- [DIRECTIVE]: Omit all pictures. Copy the rest of the material exactly.

-- -- --

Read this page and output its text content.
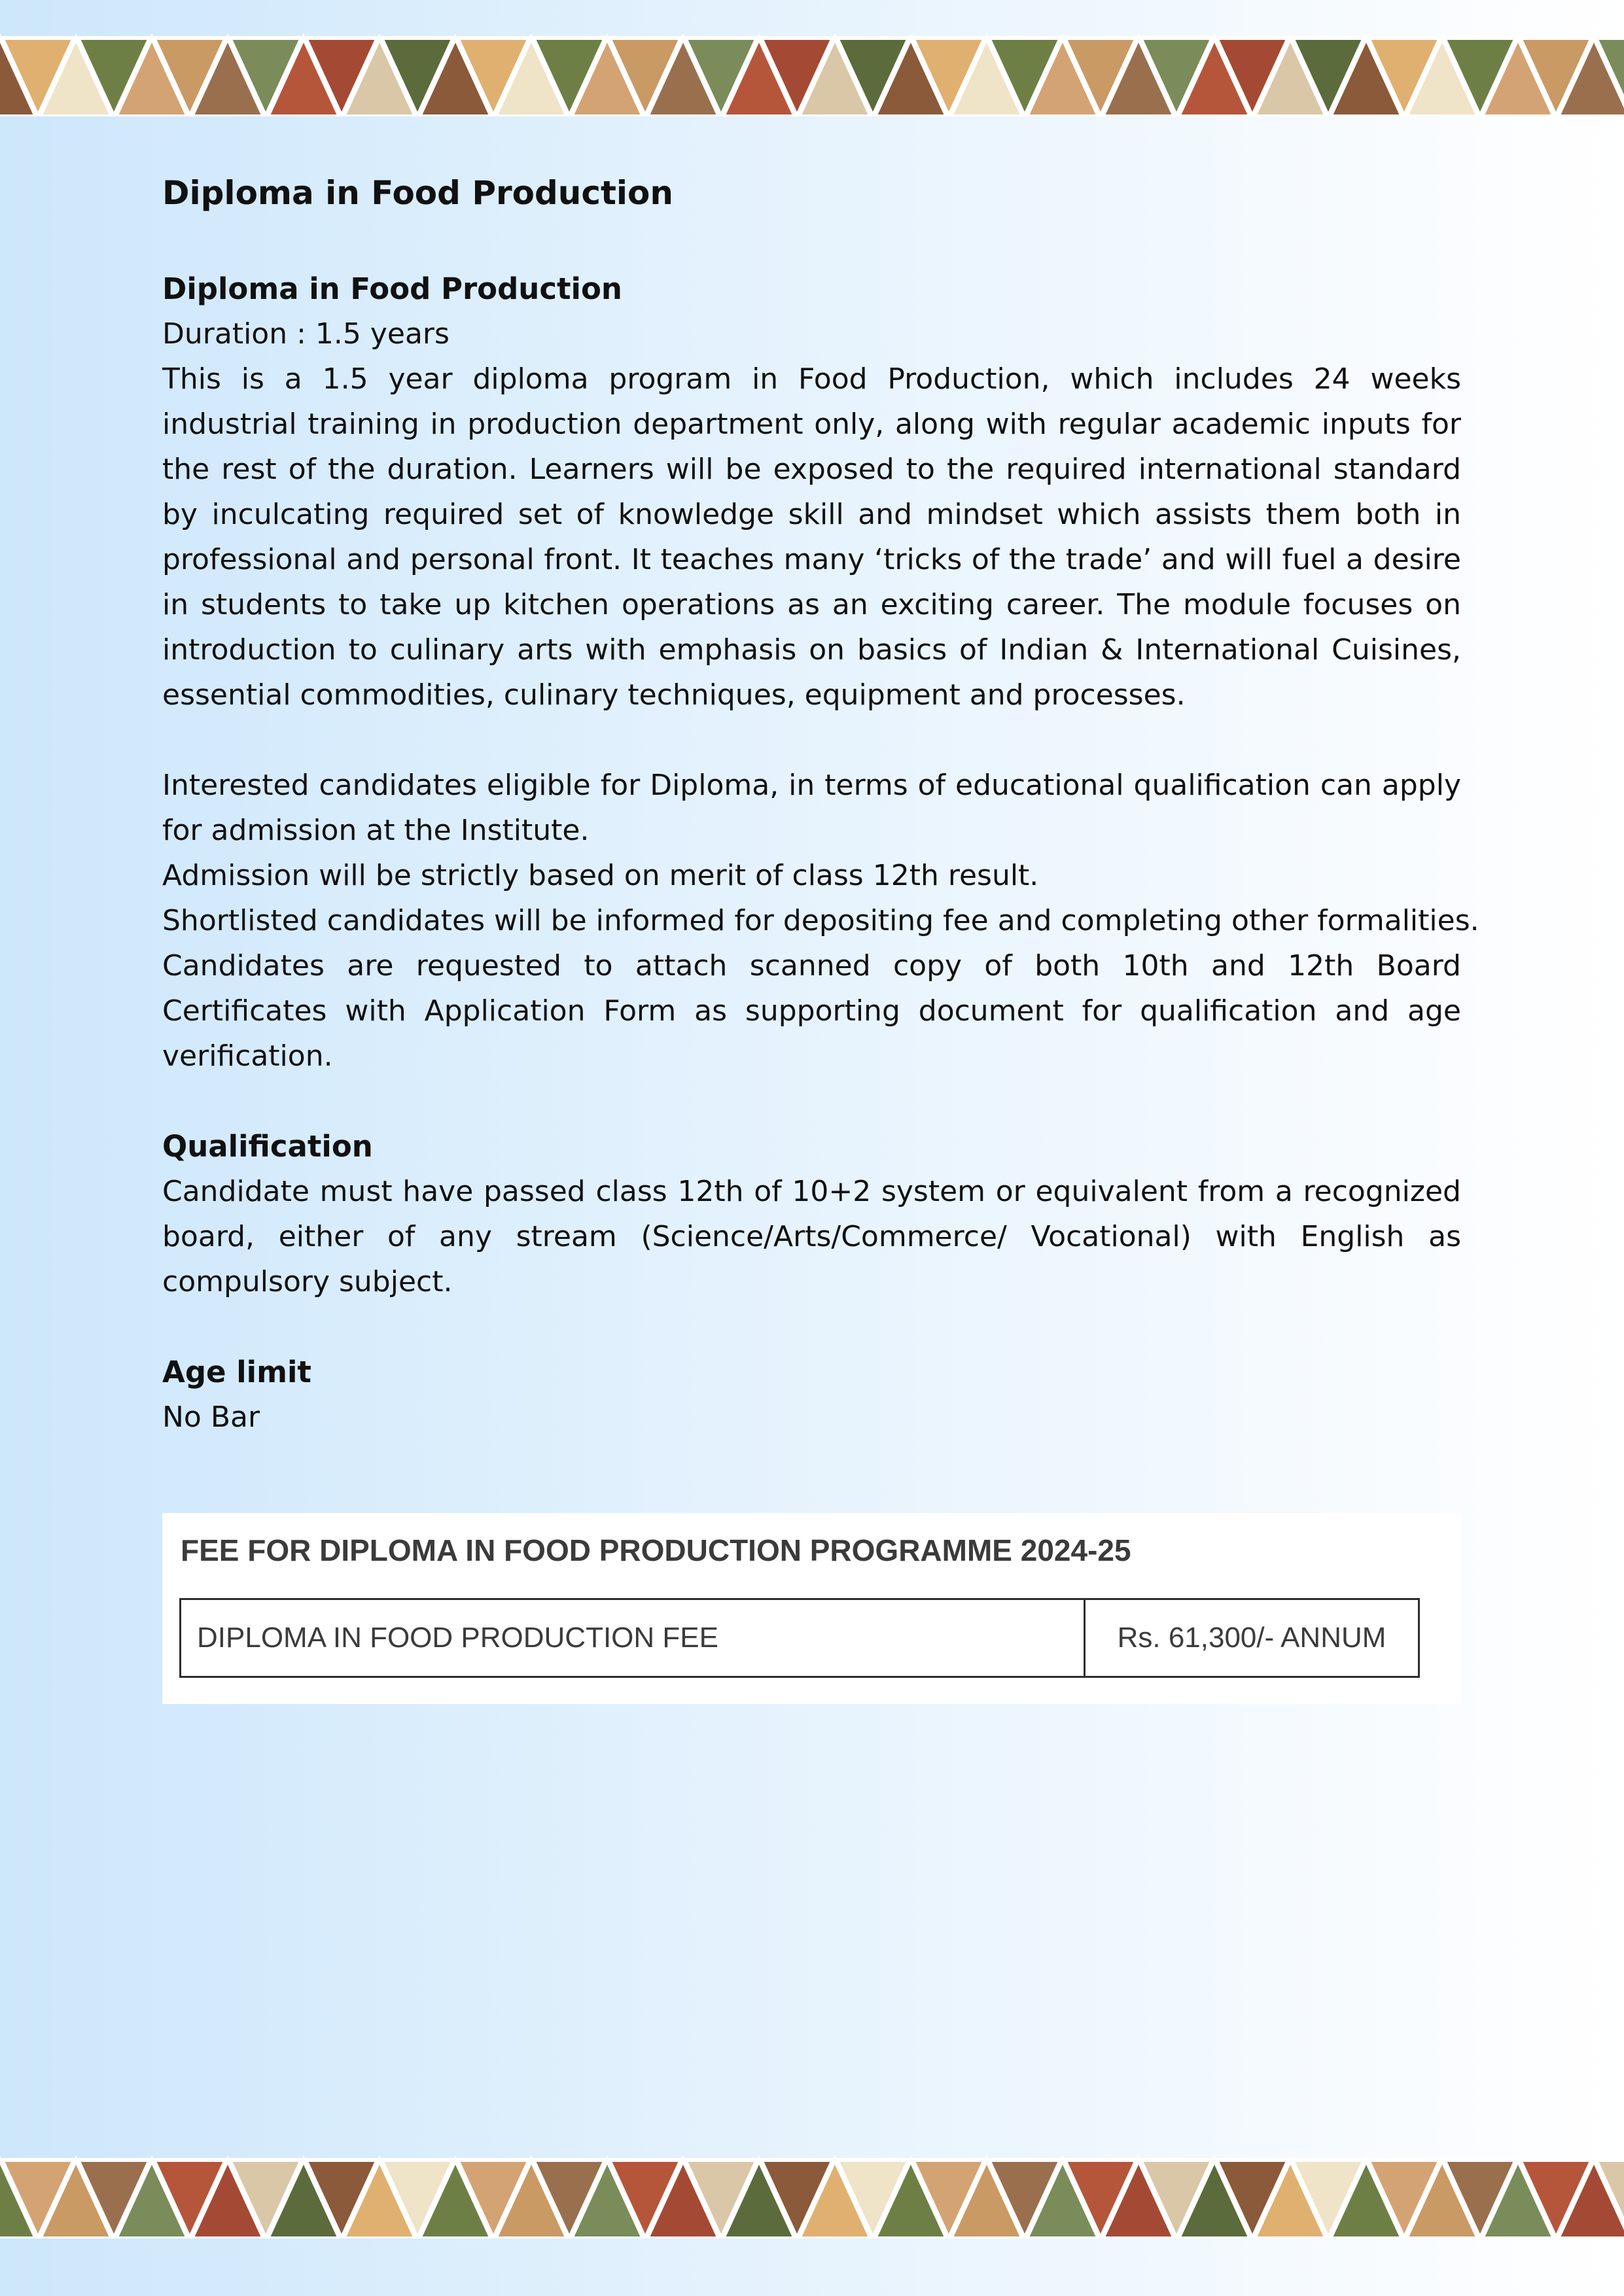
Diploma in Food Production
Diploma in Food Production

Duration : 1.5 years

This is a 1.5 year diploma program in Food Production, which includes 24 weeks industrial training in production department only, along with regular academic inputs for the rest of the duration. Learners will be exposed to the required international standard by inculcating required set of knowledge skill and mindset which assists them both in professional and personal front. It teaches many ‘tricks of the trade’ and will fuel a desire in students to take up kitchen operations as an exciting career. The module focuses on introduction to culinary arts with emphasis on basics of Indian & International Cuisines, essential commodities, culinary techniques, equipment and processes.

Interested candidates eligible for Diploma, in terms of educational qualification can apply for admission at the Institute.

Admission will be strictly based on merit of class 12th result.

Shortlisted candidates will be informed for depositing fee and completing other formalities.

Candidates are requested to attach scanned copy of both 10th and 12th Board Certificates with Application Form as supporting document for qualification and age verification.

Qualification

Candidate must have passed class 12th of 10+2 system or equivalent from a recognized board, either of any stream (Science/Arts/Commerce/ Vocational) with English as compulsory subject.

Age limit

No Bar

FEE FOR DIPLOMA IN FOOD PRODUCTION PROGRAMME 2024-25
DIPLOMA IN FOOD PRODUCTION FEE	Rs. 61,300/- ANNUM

-- -- --

- [TASK RESULT]:
Read this page and output its text content.
Diploma in Food Production
Diploma in Food Production

Duration : 1.5 years

This is a 1.5 year diploma program in Food Production, which includes 24 weeks industrial training in production department only, along with regular academic inputs for the rest of the duration. Learners will be exposed to the required international standard by inculcating required set of knowledge skill and mindset which assists them both in professional and personal front. It teaches many ‘tricks of the trade’ and will fuel a desire in students to take up kitchen operations as an exciting career. The module focuses on introduction to culinary arts with emphasis on basics of Indian & International Cuisines, essential commodities, culinary techniques, equipment and processes.

Interested candidates eligible for Diploma, in terms of educational qualification can apply for admission at the Institute.

Admission will be strictly based on merit of class 12th result.

Shortlisted candidates will be informed for depositing fee and completing other formalities.

Candidates are requested to attach scanned copy of both 10th and 12th Board Certificates with Application Form as supporting document for qualification and age verification.

Qualification

Candidate must have passed class 12th of 10+2 system or equivalent from a recognized board, either of any stream (Science/Arts/Commerce/ Vocational) with English as compulsory subject.

Age limit

No Bar

FEE FOR DIPLOMA IN FOOD PRODUCTION PROGRAMME 2024-25
DIPLOMA IN FOOD PRODUCTION FEE	Rs. 61,300/- ANNUM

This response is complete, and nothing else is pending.